# DIRECTIONS:
Scan the data. Collect each line that contains the word "Spinoza".

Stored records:
=======
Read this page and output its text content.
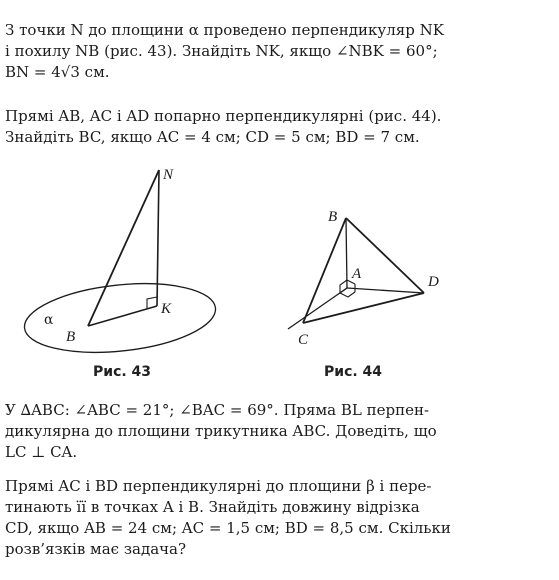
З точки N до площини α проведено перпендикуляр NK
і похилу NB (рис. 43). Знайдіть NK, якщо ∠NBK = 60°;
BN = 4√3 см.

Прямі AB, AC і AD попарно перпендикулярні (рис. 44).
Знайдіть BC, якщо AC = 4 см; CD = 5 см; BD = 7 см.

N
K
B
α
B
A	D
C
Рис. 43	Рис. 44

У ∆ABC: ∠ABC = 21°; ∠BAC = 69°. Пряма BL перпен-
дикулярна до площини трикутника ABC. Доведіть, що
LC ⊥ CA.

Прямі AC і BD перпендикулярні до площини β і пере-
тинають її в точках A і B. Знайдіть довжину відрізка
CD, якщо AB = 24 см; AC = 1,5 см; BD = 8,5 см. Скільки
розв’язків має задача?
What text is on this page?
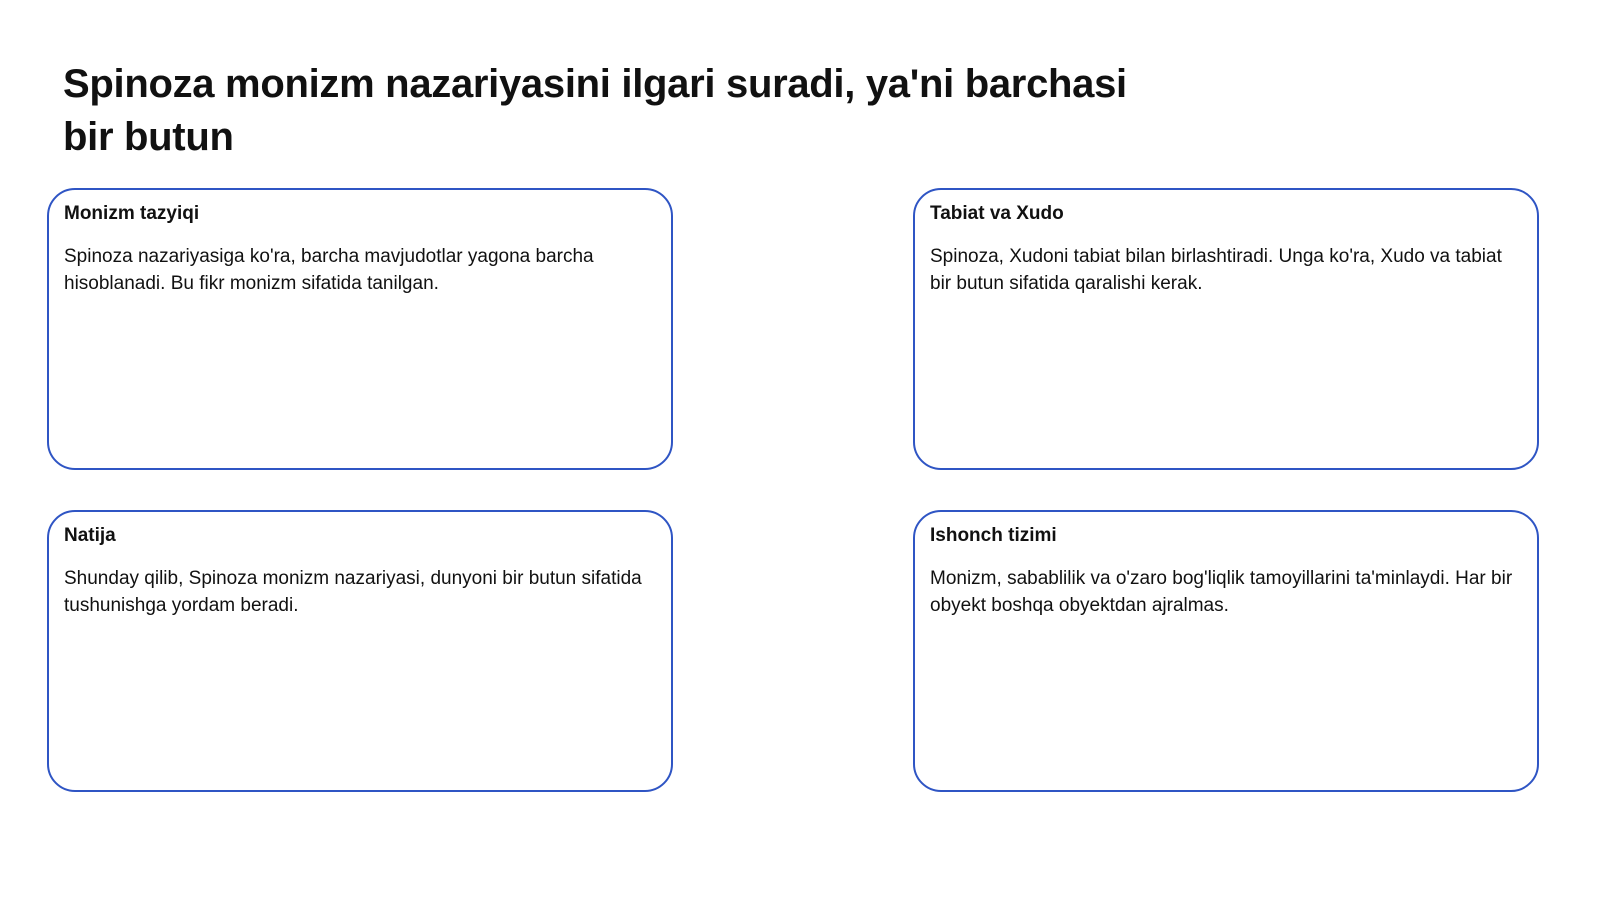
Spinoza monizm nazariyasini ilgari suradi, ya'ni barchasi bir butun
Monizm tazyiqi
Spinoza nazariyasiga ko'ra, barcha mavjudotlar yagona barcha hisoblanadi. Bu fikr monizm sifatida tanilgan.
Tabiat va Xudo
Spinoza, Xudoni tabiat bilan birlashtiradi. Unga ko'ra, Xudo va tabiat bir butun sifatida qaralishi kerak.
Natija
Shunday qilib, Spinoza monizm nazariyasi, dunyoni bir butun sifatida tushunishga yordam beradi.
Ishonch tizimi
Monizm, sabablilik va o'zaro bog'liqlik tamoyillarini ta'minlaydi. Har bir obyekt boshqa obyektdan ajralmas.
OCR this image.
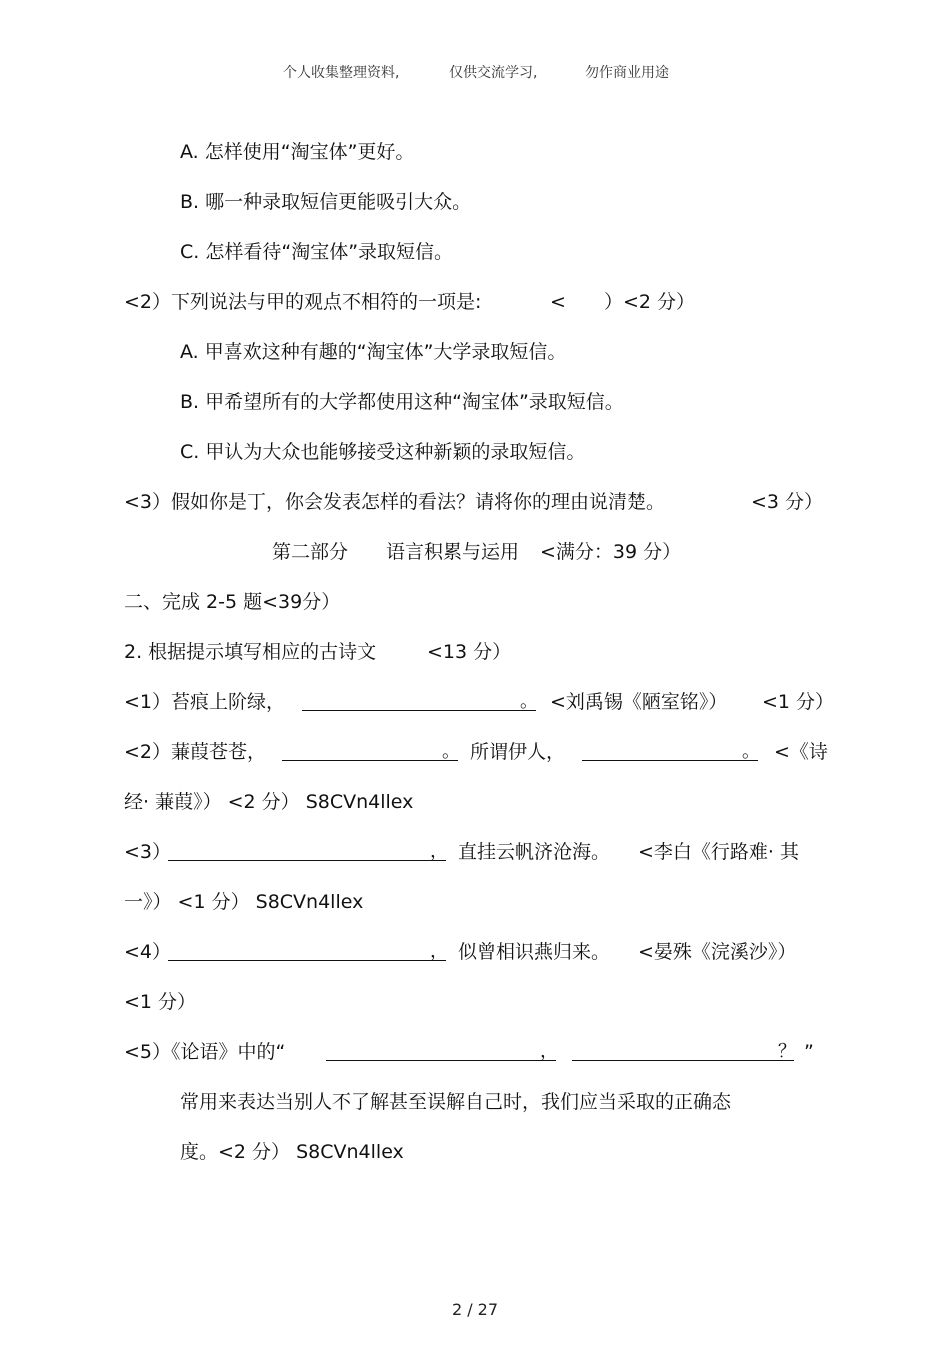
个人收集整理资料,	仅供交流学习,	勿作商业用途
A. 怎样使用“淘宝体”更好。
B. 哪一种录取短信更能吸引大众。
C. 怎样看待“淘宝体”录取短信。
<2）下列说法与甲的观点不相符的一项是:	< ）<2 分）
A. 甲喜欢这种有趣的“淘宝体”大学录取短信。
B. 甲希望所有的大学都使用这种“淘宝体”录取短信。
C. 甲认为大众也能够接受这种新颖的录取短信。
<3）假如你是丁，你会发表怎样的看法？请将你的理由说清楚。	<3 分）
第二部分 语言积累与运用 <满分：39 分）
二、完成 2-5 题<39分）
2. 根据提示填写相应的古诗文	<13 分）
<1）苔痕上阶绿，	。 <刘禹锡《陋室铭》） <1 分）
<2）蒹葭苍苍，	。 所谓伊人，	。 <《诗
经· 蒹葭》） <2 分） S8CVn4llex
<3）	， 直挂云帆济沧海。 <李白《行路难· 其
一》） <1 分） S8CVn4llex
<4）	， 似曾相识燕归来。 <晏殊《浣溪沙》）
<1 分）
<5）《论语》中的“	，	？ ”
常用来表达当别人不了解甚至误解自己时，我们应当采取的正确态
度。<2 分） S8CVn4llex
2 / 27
=======
# SOLUTION FOR THIS TASK:
Spinoza monizm nazariyasini ilgari suradi, ya'ni barchasi bir butun
Spinoza nazariyasiga ko'ra, barcha mavjudotlar yagona barcha hisoblanadi. Bu fikr monizm sifatida tanilgan.
Spinoza, Xudoni tabiat bilan birlashtiradi. Unga ko'ra, Xudo va tabiat bir butun sifatida qaralishi kerak.
Shunday qilib, Spinoza monizm nazariyasi, dunyoni bir butun sifatida tushunishga yordam beradi.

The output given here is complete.